Recorded data:
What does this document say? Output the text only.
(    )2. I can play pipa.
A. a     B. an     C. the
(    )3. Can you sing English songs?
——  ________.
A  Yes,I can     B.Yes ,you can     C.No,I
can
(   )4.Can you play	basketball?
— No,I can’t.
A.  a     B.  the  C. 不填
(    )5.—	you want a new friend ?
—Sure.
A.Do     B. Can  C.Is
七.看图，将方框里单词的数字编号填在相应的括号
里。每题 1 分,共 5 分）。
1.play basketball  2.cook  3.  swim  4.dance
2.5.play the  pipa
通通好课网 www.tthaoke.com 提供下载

--

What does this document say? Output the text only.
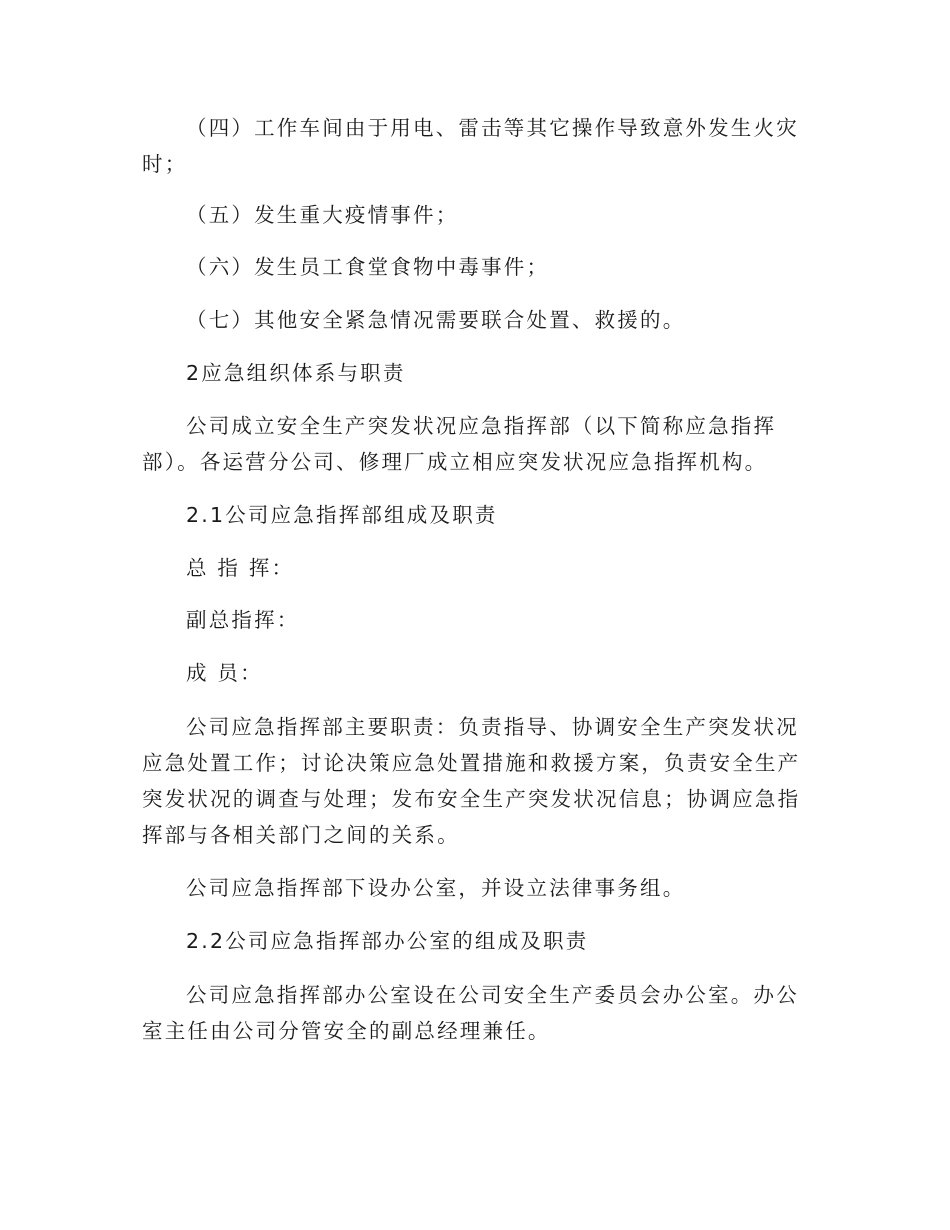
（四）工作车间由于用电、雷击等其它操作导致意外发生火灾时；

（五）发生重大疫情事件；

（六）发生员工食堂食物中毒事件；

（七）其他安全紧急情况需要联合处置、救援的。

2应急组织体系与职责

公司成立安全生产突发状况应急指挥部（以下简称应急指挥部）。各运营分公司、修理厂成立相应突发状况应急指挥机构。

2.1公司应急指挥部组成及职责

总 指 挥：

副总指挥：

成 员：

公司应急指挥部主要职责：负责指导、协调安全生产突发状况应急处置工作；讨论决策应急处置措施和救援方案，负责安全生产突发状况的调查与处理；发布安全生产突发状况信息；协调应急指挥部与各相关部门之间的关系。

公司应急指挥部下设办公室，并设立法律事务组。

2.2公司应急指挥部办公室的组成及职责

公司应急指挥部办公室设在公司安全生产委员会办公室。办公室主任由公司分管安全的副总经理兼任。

...

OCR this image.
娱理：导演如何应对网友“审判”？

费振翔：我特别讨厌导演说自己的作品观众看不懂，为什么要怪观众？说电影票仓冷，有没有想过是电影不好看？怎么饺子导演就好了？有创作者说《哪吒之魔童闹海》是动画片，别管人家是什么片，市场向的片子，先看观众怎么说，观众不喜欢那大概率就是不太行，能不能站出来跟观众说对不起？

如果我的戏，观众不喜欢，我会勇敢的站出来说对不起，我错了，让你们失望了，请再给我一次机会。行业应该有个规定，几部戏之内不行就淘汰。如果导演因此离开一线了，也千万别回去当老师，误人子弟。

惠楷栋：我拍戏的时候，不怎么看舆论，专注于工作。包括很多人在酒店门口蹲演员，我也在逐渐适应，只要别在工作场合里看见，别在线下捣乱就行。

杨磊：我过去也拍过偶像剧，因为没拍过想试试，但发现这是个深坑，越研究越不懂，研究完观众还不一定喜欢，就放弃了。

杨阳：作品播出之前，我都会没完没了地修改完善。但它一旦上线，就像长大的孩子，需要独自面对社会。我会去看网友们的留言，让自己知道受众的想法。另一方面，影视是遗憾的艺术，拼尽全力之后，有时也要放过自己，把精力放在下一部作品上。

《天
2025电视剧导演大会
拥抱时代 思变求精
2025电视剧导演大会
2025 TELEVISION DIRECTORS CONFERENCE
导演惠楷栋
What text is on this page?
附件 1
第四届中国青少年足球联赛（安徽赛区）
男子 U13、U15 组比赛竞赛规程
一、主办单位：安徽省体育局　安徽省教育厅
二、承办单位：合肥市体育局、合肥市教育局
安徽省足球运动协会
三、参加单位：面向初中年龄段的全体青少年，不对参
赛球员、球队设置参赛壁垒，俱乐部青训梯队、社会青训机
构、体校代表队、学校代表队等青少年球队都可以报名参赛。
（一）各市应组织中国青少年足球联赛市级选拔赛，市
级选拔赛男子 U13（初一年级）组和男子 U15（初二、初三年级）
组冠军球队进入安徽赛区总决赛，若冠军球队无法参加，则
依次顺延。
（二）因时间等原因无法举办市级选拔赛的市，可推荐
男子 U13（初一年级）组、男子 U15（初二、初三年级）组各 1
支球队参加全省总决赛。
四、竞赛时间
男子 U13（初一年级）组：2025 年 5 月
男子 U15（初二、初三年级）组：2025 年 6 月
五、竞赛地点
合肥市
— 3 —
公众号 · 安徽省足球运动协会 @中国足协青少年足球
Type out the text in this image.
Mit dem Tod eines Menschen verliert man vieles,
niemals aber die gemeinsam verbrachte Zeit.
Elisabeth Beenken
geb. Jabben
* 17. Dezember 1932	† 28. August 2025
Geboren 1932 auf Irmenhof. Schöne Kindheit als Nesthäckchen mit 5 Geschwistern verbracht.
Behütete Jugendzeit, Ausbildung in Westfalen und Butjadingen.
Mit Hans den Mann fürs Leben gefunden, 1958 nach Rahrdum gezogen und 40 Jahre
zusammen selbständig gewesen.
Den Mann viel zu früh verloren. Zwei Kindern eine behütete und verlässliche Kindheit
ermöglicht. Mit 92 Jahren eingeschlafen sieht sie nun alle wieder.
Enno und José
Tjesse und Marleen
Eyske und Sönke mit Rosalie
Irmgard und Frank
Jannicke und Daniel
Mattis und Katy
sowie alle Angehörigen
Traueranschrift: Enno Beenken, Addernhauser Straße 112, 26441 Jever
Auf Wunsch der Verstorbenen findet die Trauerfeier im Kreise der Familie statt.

SET EXERCISE >>
Only the number is needed here: how many lines of the records contain "安徽省足球运动协会"?

RESULT OF THE EXERCISE >>
2